=== OBJECTIVE ===
Retype everything in the listing, leaving each line exactly as it is.
════════
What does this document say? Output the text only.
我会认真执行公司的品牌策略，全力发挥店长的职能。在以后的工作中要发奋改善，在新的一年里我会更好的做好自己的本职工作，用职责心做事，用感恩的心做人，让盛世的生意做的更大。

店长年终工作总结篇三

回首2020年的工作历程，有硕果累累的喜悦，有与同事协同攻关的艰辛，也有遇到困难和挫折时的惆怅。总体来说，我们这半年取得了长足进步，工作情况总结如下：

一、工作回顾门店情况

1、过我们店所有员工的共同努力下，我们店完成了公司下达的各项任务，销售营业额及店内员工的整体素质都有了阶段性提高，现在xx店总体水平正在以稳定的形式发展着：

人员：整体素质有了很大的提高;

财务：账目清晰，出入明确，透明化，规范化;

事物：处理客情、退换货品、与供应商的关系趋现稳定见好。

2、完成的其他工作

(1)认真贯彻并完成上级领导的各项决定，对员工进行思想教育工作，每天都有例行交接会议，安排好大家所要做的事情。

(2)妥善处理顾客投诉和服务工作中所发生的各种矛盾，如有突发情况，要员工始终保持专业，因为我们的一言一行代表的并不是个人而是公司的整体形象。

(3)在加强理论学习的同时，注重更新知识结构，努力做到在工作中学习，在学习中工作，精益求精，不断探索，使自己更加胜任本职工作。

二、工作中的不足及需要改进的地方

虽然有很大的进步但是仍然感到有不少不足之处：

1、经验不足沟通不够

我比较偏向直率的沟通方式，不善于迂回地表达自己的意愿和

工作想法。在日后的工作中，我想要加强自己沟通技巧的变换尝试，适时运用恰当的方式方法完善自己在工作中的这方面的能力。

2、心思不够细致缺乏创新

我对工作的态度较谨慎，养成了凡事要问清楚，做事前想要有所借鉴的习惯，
════════
=== SOLUTION TO THE EXERCISE ===
What does this document say? Output the text only.
我会认真执行公司的品牌策略，全力发挥店长的职能。在以后的工作中要发奋改善，在新的一年里我会更好的做好自己的本职工作，用职责心做事，用感恩的心做人，让盛世的生意做的更大。

店长年终工作总结篇三

回首2020年的工作历程，有硕果累累的喜悦，有与同事协同攻关的艰辛，也有遇到困难和挫折时的惆怅。总体来说，我们这半年取得了长足进步，工作情况总结如下：

一、工作回顾门店情况

1、过我们店所有员工的共同努力下，我们店完成了公司下达的各项任务，销售营业额及店内员工的整体素质都有了阶段性提高，现在xx店总体水平正在以稳定的形式发展着：

人员：整体素质有了很大的提高;

财务：账目清晰，出入明确，透明化，规范化;

事物：处理客情、退换货品、与供应商的关系趋现稳定见好。

2、完成的其他工作

(1)认真贯彻并完成上级领导的各项决定，对员工进行思想教育工作，每天都有例行交接会议，安排好大家所要做的事情。

(2)妥善处理顾客投诉和服务工作中所发生的各种矛盾，如有突发情况，要员工始终保持专业，因为我们的一言一行代表的并不是个人而是公司的整体形象。

(3)在加强理论学习的同时，注重更新知识结构，努力做到在工作中学习，在学习中工作，精益求精，不断探索，使自己更加胜任本职工作。

二、工作中的不足及需要改进的地方

虽然有很大的进步但是仍然感到有不少不足之处：

1、经验不足沟通不够

我比较偏向直率的沟通方式，不善于迂回地表达自己的意愿和

工作想法。在日后的工作中，我想要加强自己沟通技巧的变换尝试，适时运用恰当的方式方法完善自己在工作中的这方面的能力。

2、心思不够细致缺乏创新

我对工作的态度较谨慎，养成了凡事要问清楚，做事前想要有所借鉴的习惯，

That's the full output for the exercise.